Type out the complete listing below word for word, without its pictures.

* START Input for this task *

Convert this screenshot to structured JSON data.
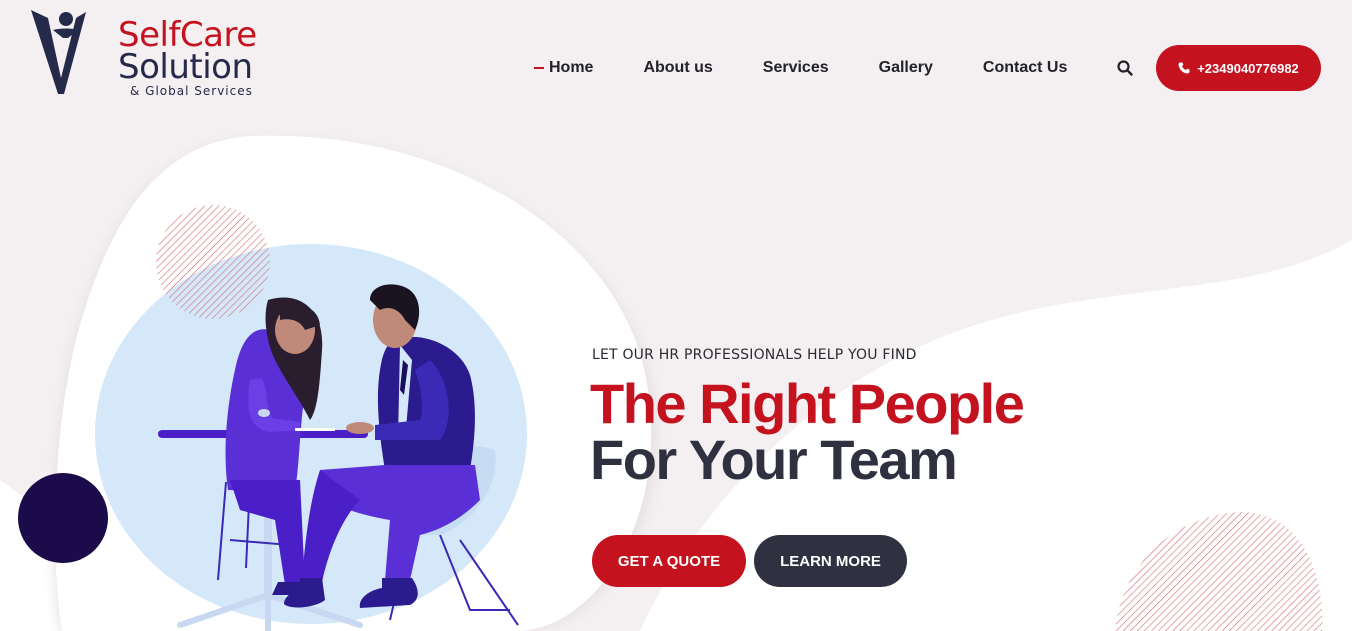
{
  "logo": {
    "line1": "SelfCare",
    "line2": "Solution",
    "line3": "& Global Services"
  },
  "nav": {
    "items": [
      {
        "label": "Home",
        "active": true
      },
      {
        "label": "About us",
        "active": false
      },
      {
        "label": "Services",
        "active": false
      },
      {
        "label": "Gallery",
        "active": false
      },
      {
        "label": "Contact Us",
        "active": false
      }
    ]
  },
  "header": {
    "phone": "+2349040776982",
    "search_icon": "search-icon",
    "phone_icon": "phone-icon"
  },
  "hero": {
    "subtitle": "LET OUR HR PROFESSIONALS HELP YOU FIND",
    "headline_1": "The Right People",
    "headline_2": "For Your Team",
    "primary_button": "GET A QUOTE",
    "secondary_button": "LEARN MORE"
  },
  "colors": {
    "brand_red": "#c4121f",
    "brand_dark": "#2f3040",
    "background": "#f4f0f1"
  }
}
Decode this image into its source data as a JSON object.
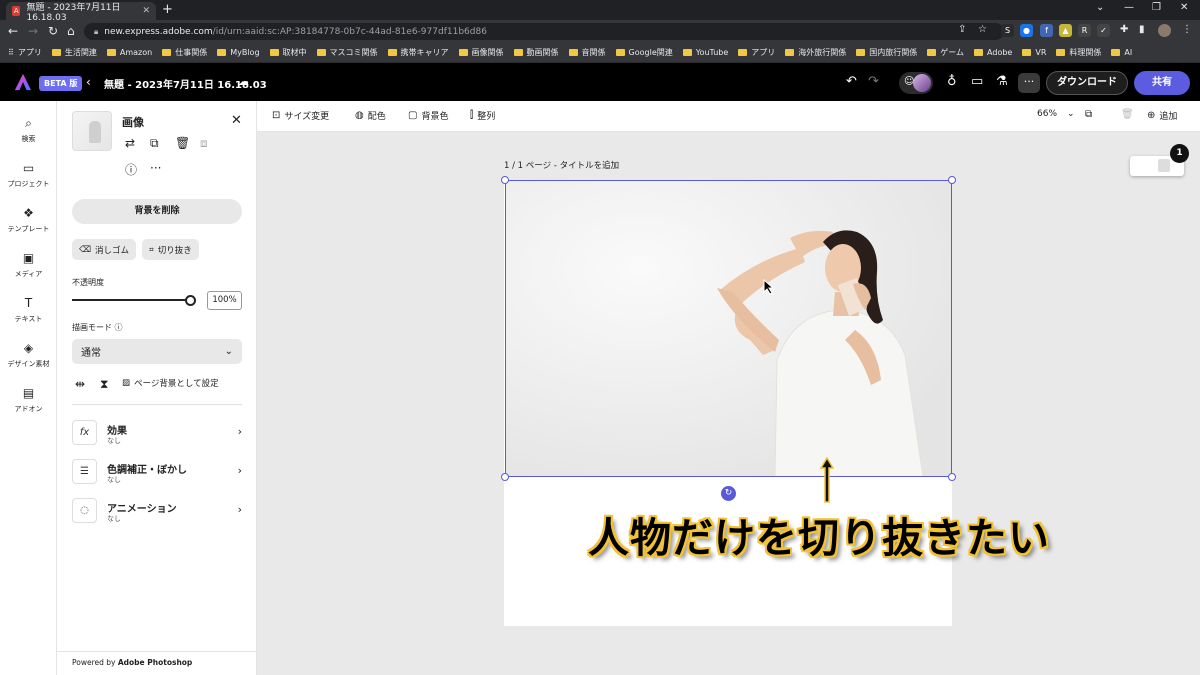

* END Input for this task *

Written reply:
Convert this screenshot to structured JSON data.
{
  "logo": {
    "line1": "SelfCare",
    "line2": "Solution",
    "line3": "& Global Services"
  },
  "nav": {
    "items": [
      {
        "label": "Home",
        "active": true
      },
      {
        "label": "About us",
        "active": false
      },
      {
        "label": "Services",
        "active": false
      },
      {
        "label": "Gallery",
        "active": false
      },
      {
        "label": "Contact Us",
        "active": false
      }
    ]
  },
  "header": {
    "phone": "+2349040776982",
    "search_icon": "search-icon",
    "phone_icon": "phone-icon"
  },
  "hero": {
    "subtitle": "LET OUR HR PROFESSIONALS HELP YOU FIND",
    "headline_1": "The Right People",
    "headline_2": "For Your Team",
    "primary_button": "GET A QUOTE",
    "secondary_button": "LEARN MORE"
  },
  "colors": {
    "brand_red": "#c4121f",
    "brand_dark": "#2f3040",
    "background": "#f4f0f1"
  }
}
Decode this image into its source data as a JSON object.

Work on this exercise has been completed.